• **EXERCISE**
Pull every line of the entries that has the word "type".

• **SUPPLIED INFORMATION**
START
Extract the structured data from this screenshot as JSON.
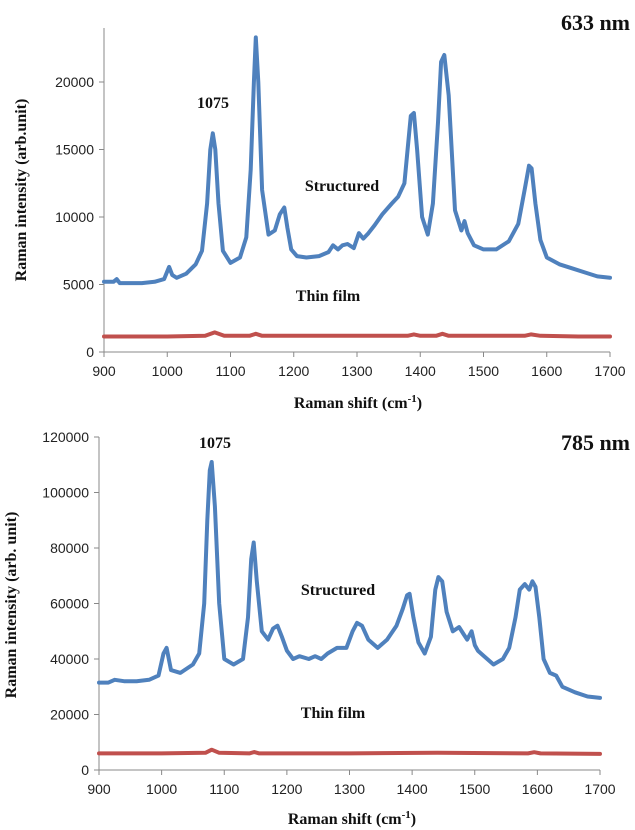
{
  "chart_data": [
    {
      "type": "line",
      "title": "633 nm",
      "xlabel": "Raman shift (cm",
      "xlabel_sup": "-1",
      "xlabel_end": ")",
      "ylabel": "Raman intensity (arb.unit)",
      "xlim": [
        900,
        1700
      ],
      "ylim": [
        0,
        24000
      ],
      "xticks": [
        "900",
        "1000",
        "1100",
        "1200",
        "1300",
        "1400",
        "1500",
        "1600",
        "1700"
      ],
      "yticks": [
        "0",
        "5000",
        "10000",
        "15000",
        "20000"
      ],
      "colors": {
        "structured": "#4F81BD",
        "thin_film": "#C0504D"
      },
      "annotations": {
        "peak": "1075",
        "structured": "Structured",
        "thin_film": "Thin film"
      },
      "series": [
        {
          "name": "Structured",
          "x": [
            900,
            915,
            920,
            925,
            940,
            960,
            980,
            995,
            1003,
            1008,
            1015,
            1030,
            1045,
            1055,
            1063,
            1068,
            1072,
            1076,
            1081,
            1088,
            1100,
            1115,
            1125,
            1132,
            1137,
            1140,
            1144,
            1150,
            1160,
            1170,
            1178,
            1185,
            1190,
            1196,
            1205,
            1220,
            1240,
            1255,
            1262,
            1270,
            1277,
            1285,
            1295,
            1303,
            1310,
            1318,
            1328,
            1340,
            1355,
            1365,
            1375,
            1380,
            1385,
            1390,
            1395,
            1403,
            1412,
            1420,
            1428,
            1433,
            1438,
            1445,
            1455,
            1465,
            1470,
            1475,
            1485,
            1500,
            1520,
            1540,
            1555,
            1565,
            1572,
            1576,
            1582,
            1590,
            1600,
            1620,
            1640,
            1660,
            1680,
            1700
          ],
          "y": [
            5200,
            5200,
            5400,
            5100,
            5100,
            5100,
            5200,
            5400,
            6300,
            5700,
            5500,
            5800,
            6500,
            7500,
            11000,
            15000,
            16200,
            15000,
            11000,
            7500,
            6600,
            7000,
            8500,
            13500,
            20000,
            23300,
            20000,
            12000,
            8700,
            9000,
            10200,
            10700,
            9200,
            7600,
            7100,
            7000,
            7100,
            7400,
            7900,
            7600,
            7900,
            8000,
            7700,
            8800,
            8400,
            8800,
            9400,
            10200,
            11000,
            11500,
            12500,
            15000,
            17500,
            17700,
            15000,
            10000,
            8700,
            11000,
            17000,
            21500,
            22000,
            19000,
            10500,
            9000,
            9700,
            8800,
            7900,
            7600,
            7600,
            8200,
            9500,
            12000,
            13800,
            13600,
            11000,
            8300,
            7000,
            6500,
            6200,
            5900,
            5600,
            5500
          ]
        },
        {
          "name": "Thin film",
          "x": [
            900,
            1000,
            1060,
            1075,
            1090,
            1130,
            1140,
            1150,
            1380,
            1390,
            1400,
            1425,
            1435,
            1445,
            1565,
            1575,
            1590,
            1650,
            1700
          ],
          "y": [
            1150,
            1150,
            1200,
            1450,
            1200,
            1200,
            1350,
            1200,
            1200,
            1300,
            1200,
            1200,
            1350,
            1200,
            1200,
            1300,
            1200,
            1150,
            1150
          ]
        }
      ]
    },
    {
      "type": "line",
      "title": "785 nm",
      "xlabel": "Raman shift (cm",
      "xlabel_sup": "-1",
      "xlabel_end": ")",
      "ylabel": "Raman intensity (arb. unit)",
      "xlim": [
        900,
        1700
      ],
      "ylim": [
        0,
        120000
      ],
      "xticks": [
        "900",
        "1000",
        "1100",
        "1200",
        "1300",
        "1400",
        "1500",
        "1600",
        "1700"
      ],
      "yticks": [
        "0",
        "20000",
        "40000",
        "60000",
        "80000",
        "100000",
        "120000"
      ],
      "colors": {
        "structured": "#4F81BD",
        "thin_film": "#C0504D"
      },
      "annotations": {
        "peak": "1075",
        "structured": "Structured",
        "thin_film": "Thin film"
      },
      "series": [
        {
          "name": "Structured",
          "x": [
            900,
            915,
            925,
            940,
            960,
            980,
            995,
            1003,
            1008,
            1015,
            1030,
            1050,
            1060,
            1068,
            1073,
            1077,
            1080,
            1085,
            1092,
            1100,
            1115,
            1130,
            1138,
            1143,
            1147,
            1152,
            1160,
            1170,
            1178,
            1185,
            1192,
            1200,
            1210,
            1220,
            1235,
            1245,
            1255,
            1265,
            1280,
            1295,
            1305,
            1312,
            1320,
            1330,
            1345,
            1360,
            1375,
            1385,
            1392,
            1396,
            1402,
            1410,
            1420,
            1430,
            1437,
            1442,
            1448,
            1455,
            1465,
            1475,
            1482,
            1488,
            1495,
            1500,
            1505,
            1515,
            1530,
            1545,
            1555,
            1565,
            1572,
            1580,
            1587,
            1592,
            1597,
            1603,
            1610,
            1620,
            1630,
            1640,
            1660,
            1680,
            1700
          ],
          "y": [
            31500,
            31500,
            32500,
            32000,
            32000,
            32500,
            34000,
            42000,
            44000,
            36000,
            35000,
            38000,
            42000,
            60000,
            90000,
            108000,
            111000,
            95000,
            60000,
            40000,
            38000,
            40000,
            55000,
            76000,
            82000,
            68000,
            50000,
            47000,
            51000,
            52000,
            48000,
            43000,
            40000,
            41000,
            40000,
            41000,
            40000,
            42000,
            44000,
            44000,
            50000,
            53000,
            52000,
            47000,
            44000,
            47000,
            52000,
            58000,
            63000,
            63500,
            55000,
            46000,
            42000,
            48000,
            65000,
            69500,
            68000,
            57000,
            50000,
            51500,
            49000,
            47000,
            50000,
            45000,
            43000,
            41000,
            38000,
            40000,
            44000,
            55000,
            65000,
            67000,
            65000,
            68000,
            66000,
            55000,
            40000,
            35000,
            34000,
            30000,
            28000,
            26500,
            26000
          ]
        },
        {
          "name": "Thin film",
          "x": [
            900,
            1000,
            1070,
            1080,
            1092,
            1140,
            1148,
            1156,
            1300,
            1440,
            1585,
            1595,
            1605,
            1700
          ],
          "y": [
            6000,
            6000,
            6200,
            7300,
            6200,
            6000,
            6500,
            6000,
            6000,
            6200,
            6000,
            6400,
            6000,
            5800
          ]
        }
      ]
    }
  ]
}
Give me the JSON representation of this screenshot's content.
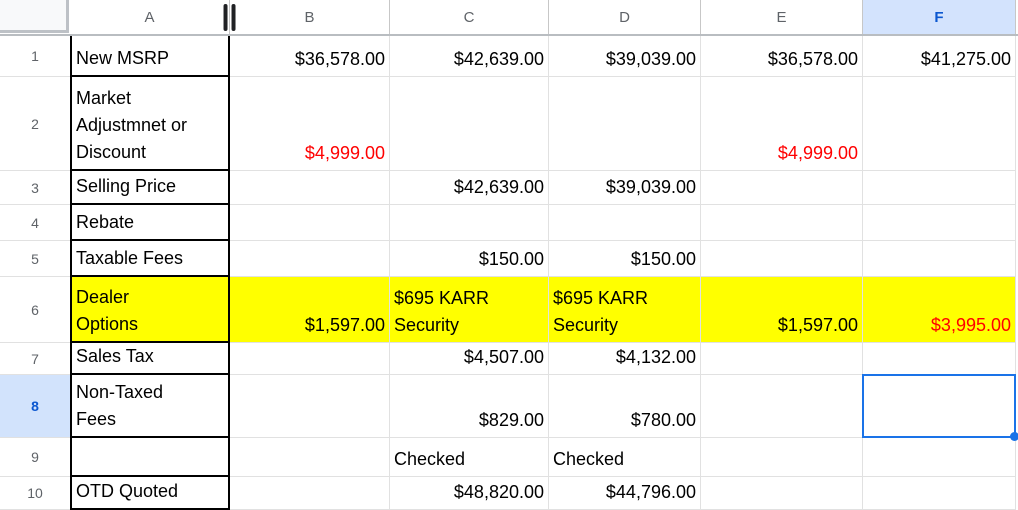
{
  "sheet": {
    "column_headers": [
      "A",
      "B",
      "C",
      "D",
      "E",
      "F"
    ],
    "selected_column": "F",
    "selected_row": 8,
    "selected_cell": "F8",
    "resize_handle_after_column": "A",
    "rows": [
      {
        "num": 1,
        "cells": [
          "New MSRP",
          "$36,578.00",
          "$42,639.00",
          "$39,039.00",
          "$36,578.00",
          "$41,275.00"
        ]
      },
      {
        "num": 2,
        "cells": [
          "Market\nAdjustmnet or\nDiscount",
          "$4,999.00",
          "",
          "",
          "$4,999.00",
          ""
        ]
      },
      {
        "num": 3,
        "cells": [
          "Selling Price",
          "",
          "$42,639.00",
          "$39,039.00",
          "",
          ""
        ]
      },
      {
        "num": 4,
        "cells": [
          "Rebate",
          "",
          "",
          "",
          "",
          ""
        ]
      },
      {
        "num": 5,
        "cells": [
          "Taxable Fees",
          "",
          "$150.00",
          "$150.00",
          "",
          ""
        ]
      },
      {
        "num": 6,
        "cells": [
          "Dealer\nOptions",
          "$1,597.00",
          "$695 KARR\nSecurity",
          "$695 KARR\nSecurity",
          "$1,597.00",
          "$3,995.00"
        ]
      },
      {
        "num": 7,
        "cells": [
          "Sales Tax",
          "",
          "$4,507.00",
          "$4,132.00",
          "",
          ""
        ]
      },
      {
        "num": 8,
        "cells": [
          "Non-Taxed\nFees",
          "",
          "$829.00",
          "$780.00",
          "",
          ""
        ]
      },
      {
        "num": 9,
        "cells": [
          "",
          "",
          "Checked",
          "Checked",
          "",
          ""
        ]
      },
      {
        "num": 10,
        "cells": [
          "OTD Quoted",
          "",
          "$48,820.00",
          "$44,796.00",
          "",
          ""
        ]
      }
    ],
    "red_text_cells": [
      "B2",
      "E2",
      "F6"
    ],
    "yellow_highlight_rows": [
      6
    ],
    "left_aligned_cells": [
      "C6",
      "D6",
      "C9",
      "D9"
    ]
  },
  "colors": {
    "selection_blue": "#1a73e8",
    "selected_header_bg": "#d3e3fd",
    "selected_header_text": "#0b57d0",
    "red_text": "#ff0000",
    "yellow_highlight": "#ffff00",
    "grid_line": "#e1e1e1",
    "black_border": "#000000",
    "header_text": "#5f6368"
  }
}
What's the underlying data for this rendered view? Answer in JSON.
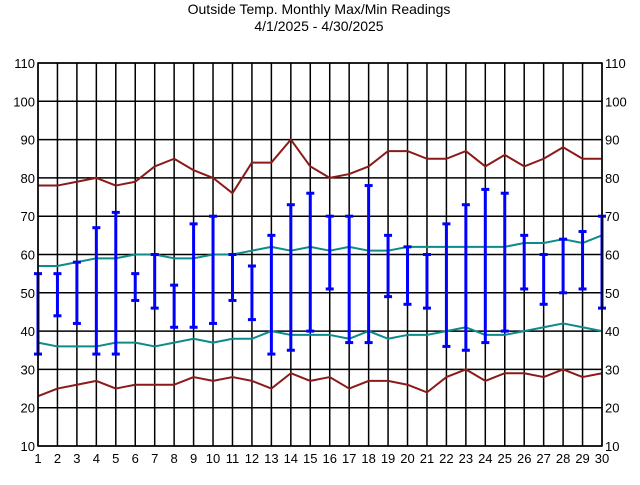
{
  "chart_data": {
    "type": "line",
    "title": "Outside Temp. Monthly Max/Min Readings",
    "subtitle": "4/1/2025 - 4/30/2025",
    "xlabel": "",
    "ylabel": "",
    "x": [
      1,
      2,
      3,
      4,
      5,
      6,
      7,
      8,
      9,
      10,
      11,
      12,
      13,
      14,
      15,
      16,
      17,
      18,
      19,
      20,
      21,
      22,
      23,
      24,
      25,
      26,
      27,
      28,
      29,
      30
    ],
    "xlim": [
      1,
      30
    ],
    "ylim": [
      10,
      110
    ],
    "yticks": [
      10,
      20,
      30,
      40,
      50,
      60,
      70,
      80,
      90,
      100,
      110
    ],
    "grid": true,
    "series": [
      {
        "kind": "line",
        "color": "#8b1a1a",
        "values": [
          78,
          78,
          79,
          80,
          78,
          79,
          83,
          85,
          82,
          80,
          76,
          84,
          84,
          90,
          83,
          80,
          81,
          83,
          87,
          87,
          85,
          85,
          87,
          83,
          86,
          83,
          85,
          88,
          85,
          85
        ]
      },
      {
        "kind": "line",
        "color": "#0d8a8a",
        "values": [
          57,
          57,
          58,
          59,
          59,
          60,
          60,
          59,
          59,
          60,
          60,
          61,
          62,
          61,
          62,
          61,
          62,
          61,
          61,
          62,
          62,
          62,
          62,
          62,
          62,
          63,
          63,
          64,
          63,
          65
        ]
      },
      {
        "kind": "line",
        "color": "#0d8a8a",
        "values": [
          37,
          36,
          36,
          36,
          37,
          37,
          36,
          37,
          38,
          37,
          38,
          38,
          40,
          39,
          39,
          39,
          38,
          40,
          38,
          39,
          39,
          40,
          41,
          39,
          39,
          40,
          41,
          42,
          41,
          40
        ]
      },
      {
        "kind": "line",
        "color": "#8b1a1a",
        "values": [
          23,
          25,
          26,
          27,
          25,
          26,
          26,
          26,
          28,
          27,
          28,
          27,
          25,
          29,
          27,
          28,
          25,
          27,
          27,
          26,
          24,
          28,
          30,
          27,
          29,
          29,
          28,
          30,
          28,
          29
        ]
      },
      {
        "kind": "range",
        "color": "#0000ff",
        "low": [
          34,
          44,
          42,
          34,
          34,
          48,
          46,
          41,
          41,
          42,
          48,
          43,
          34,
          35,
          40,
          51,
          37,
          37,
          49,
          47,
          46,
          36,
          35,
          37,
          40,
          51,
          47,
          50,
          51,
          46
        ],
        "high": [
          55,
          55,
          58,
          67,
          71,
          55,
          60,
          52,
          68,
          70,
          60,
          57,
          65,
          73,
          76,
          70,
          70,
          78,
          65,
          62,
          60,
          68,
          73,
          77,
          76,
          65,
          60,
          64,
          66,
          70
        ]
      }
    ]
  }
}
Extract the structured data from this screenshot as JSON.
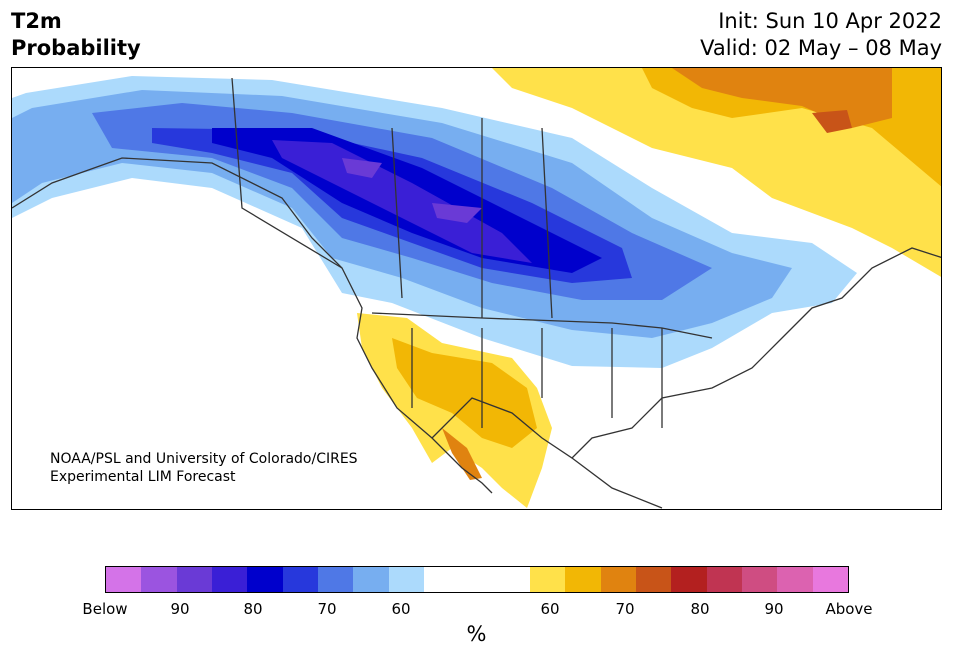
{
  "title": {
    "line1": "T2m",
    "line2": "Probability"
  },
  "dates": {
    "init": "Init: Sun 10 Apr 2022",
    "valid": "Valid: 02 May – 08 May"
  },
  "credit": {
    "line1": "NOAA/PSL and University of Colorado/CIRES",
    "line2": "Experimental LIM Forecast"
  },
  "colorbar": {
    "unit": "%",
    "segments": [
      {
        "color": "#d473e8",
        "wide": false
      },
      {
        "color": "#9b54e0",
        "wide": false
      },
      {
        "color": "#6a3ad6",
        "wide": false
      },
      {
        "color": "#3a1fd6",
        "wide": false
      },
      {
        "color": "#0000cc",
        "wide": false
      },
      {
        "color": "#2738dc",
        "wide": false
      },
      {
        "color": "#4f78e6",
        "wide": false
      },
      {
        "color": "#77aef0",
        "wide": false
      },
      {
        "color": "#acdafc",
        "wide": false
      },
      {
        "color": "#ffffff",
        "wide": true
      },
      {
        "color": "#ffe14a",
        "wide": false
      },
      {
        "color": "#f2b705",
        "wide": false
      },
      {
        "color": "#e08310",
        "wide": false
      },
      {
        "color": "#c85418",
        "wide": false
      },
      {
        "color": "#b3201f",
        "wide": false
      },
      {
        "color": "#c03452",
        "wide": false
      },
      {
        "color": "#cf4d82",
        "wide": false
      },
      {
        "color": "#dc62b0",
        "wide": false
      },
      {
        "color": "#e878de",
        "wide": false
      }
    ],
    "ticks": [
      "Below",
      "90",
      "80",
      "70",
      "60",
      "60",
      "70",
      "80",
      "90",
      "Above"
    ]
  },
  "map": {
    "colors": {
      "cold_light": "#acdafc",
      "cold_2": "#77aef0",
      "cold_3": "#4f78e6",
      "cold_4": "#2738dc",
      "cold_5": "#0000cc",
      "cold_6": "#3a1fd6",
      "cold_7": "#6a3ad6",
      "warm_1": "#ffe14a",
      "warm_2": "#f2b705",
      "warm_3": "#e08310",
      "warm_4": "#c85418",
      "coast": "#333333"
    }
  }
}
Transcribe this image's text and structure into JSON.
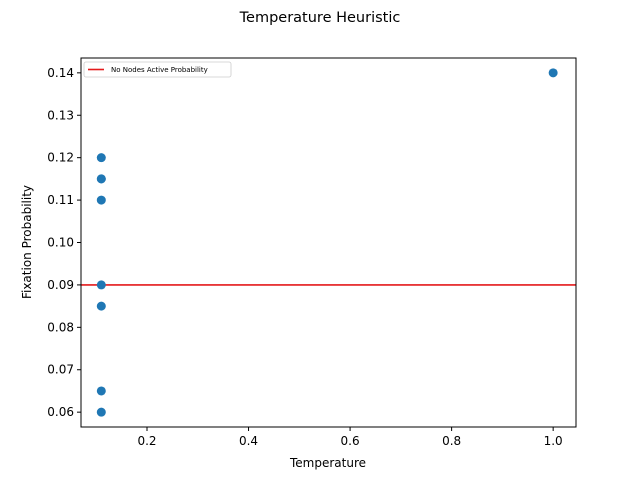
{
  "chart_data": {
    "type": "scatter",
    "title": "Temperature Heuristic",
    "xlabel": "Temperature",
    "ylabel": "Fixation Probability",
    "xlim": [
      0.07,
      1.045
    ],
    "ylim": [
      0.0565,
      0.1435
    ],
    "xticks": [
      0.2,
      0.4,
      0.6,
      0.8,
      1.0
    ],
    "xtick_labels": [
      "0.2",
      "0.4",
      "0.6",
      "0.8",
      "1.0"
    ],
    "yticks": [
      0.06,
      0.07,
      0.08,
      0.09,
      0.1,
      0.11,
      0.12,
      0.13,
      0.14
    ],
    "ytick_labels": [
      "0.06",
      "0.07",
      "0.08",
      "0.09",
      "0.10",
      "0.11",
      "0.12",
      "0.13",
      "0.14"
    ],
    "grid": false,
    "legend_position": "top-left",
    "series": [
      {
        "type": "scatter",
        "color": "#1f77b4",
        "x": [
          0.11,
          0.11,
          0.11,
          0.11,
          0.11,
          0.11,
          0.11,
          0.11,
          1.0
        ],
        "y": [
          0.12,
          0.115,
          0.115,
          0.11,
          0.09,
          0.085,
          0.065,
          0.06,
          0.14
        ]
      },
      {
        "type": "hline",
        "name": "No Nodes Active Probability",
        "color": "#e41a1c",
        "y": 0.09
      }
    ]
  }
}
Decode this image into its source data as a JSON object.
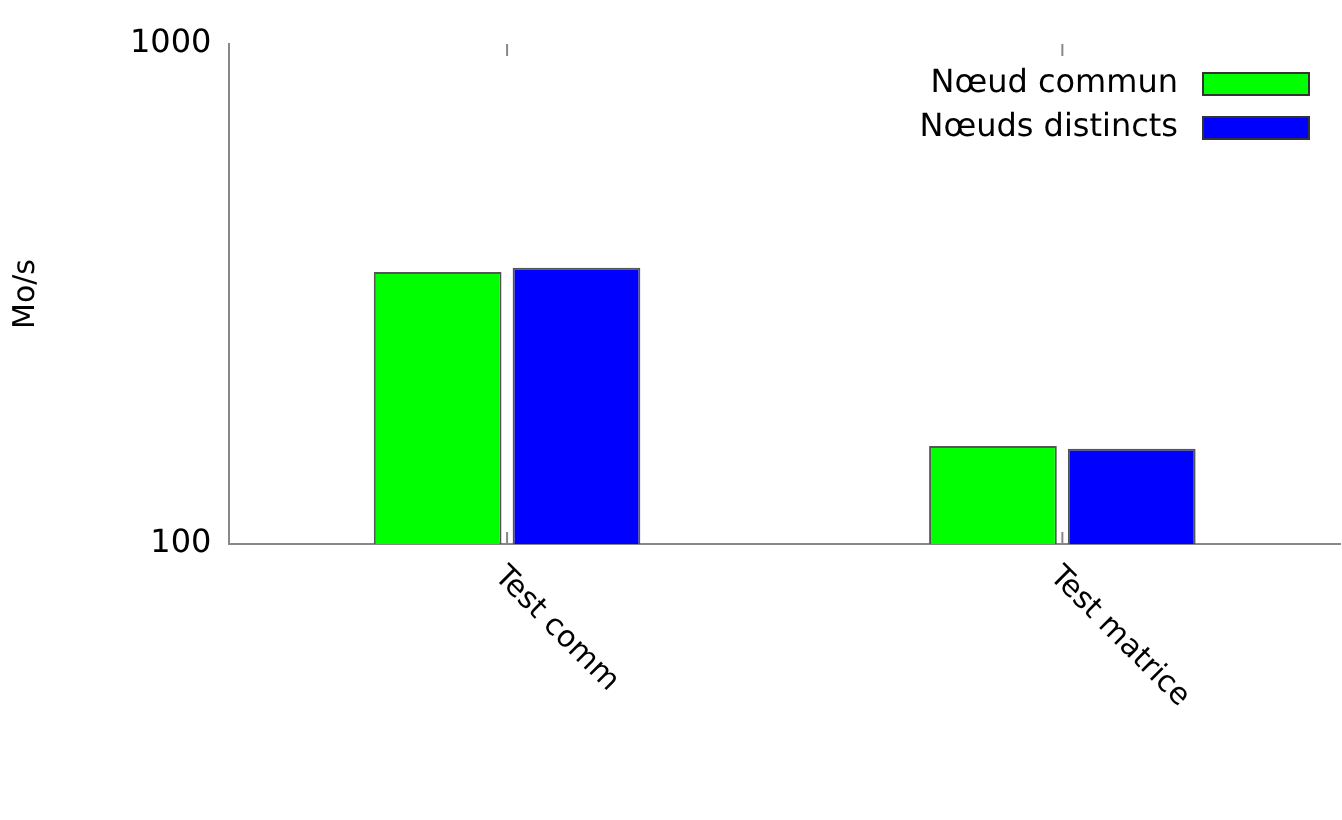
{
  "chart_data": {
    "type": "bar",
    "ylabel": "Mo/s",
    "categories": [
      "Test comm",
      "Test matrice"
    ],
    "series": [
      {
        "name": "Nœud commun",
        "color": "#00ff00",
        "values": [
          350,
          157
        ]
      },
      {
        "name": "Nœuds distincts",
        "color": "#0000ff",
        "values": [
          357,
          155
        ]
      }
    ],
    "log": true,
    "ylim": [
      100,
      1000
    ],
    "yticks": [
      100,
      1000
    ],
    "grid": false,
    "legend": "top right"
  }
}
END
• **FINISHED TASK**
      "type": "line",
      "type": "line",
    "type": "line",
    "type": "scatter",
        "type": "scatter",
        "type": "hline",
    "type": "bar",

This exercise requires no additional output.